<<<<

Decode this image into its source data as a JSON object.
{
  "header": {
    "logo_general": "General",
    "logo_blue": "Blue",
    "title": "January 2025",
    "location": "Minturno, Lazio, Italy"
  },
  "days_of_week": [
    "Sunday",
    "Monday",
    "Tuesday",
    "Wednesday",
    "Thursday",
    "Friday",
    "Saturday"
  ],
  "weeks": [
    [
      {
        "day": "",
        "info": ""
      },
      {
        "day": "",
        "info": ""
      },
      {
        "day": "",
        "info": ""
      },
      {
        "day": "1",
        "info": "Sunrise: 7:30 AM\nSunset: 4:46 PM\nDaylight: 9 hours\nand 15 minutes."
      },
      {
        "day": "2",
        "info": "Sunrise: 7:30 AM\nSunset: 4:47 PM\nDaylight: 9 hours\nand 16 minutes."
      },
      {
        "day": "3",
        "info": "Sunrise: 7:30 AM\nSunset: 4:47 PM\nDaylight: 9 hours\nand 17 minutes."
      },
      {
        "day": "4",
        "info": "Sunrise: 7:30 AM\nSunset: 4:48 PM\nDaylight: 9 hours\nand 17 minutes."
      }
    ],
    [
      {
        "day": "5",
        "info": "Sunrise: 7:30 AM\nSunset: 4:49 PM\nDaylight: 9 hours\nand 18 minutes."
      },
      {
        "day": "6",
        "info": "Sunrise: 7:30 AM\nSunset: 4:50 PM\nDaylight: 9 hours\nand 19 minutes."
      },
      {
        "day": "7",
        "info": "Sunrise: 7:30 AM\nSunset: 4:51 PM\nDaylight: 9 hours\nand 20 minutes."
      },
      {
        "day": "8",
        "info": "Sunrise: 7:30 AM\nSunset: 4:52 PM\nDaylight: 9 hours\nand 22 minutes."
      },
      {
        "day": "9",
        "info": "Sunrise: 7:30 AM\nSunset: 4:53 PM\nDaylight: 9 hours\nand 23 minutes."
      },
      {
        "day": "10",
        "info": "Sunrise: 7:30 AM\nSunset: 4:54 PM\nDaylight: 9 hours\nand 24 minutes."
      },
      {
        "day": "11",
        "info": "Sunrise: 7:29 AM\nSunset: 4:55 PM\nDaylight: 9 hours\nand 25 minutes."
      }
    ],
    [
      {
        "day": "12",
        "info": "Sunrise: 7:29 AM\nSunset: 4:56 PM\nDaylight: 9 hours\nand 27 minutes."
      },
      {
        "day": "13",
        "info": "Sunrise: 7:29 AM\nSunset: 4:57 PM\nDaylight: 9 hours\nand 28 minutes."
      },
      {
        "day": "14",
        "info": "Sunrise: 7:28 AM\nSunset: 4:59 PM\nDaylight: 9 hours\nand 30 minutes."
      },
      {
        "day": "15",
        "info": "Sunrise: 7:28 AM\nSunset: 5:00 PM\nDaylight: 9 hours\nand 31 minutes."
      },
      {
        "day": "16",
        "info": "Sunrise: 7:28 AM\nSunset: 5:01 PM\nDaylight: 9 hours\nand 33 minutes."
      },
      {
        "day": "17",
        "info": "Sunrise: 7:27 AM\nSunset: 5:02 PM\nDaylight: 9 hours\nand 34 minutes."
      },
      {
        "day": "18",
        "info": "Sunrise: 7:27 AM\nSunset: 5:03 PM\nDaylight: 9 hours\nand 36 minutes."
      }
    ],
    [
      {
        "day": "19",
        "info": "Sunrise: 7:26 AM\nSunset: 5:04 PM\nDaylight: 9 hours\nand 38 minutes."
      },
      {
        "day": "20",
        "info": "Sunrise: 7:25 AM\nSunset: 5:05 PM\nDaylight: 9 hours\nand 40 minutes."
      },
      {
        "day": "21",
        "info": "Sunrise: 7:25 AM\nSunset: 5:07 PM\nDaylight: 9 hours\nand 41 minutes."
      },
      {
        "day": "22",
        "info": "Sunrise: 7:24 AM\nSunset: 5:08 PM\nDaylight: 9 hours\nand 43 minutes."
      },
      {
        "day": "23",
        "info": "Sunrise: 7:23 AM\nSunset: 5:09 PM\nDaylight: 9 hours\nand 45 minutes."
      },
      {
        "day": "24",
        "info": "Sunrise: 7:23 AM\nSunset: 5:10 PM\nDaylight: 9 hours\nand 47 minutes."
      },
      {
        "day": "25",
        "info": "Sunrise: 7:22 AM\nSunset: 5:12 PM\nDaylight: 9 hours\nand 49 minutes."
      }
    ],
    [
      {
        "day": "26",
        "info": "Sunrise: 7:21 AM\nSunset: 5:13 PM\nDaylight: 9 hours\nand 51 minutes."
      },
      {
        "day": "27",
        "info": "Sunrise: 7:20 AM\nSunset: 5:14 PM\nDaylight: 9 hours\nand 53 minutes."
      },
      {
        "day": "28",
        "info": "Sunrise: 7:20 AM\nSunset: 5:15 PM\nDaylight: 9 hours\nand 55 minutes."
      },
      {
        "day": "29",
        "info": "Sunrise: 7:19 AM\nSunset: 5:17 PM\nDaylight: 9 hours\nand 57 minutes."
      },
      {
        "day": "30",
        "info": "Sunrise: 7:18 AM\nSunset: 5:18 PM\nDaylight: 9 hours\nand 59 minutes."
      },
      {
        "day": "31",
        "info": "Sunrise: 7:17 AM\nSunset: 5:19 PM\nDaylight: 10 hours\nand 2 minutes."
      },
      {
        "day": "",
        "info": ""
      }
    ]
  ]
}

>>>>

_To do_. Reproduce each record exactly, leaving nothing out.

_Solution below_.
Decode this image into its source data as a JSON object.
{
  "header": {
    "logo_general": "General",
    "logo_blue": "Blue",
    "title": "January 2025",
    "location": "Minturno, Lazio, Italy"
  },
  "days_of_week": [
    "Sunday",
    "Monday",
    "Tuesday",
    "Wednesday",
    "Thursday",
    "Friday",
    "Saturday"
  ],
  "weeks": [
    [
      {
        "day": "",
        "info": ""
      },
      {
        "day": "",
        "info": ""
      },
      {
        "day": "",
        "info": ""
      },
      {
        "day": "1",
        "info": "Sunrise: 7:30 AM\nSunset: 4:46 PM\nDaylight: 9 hours\nand 15 minutes."
      },
      {
        "day": "2",
        "info": "Sunrise: 7:30 AM\nSunset: 4:47 PM\nDaylight: 9 hours\nand 16 minutes."
      },
      {
        "day": "3",
        "info": "Sunrise: 7:30 AM\nSunset: 4:47 PM\nDaylight: 9 hours\nand 17 minutes."
      },
      {
        "day": "4",
        "info": "Sunrise: 7:30 AM\nSunset: 4:48 PM\nDaylight: 9 hours\nand 17 minutes."
      }
    ],
    [
      {
        "day": "5",
        "info": "Sunrise: 7:30 AM\nSunset: 4:49 PM\nDaylight: 9 hours\nand 18 minutes."
      },
      {
        "day": "6",
        "info": "Sunrise: 7:30 AM\nSunset: 4:50 PM\nDaylight: 9 hours\nand 19 minutes."
      },
      {
        "day": "7",
        "info": "Sunrise: 7:30 AM\nSunset: 4:51 PM\nDaylight: 9 hours\nand 20 minutes."
      },
      {
        "day": "8",
        "info": "Sunrise: 7:30 AM\nSunset: 4:52 PM\nDaylight: 9 hours\nand 22 minutes."
      },
      {
        "day": "9",
        "info": "Sunrise: 7:30 AM\nSunset: 4:53 PM\nDaylight: 9 hours\nand 23 minutes."
      },
      {
        "day": "10",
        "info": "Sunrise: 7:30 AM\nSunset: 4:54 PM\nDaylight: 9 hours\nand 24 minutes."
      },
      {
        "day": "11",
        "info": "Sunrise: 7:29 AM\nSunset: 4:55 PM\nDaylight: 9 hours\nand 25 minutes."
      }
    ],
    [
      {
        "day": "12",
        "info": "Sunrise: 7:29 AM\nSunset: 4:56 PM\nDaylight: 9 hours\nand 27 minutes."
      },
      {
        "day": "13",
        "info": "Sunrise: 7:29 AM\nSunset: 4:57 PM\nDaylight: 9 hours\nand 28 minutes."
      },
      {
        "day": "14",
        "info": "Sunrise: 7:28 AM\nSunset: 4:59 PM\nDaylight: 9 hours\nand 30 minutes."
      },
      {
        "day": "15",
        "info": "Sunrise: 7:28 AM\nSunset: 5:00 PM\nDaylight: 9 hours\nand 31 minutes."
      },
      {
        "day": "16",
        "info": "Sunrise: 7:28 AM\nSunset: 5:01 PM\nDaylight: 9 hours\nand 33 minutes."
      },
      {
        "day": "17",
        "info": "Sunrise: 7:27 AM\nSunset: 5:02 PM\nDaylight: 9 hours\nand 34 minutes."
      },
      {
        "day": "18",
        "info": "Sunrise: 7:27 AM\nSunset: 5:03 PM\nDaylight: 9 hours\nand 36 minutes."
      }
    ],
    [
      {
        "day": "19",
        "info": "Sunrise: 7:26 AM\nSunset: 5:04 PM\nDaylight: 9 hours\nand 38 minutes."
      },
      {
        "day": "20",
        "info": "Sunrise: 7:25 AM\nSunset: 5:05 PM\nDaylight: 9 hours\nand 40 minutes."
      },
      {
        "day": "21",
        "info": "Sunrise: 7:25 AM\nSunset: 5:07 PM\nDaylight: 9 hours\nand 41 minutes."
      },
      {
        "day": "22",
        "info": "Sunrise: 7:24 AM\nSunset: 5:08 PM\nDaylight: 9 hours\nand 43 minutes."
      },
      {
        "day": "23",
        "info": "Sunrise: 7:23 AM\nSunset: 5:09 PM\nDaylight: 9 hours\nand 45 minutes."
      },
      {
        "day": "24",
        "info": "Sunrise: 7:23 AM\nSunset: 5:10 PM\nDaylight: 9 hours\nand 47 minutes."
      },
      {
        "day": "25",
        "info": "Sunrise: 7:22 AM\nSunset: 5:12 PM\nDaylight: 9 hours\nand 49 minutes."
      }
    ],
    [
      {
        "day": "26",
        "info": "Sunrise: 7:21 AM\nSunset: 5:13 PM\nDaylight: 9 hours\nand 51 minutes."
      },
      {
        "day": "27",
        "info": "Sunrise: 7:20 AM\nSunset: 5:14 PM\nDaylight: 9 hours\nand 53 minutes."
      },
      {
        "day": "28",
        "info": "Sunrise: 7:20 AM\nSunset: 5:15 PM\nDaylight: 9 hours\nand 55 minutes."
      },
      {
        "day": "29",
        "info": "Sunrise: 7:19 AM\nSunset: 5:17 PM\nDaylight: 9 hours\nand 57 minutes."
      },
      {
        "day": "30",
        "info": "Sunrise: 7:18 AM\nSunset: 5:18 PM\nDaylight: 9 hours\nand 59 minutes."
      },
      {
        "day": "31",
        "info": "Sunrise: 7:17 AM\nSunset: 5:19 PM\nDaylight: 10 hours\nand 2 minutes."
      },
      {
        "day": "",
        "info": ""
      }
    ]
  ]
}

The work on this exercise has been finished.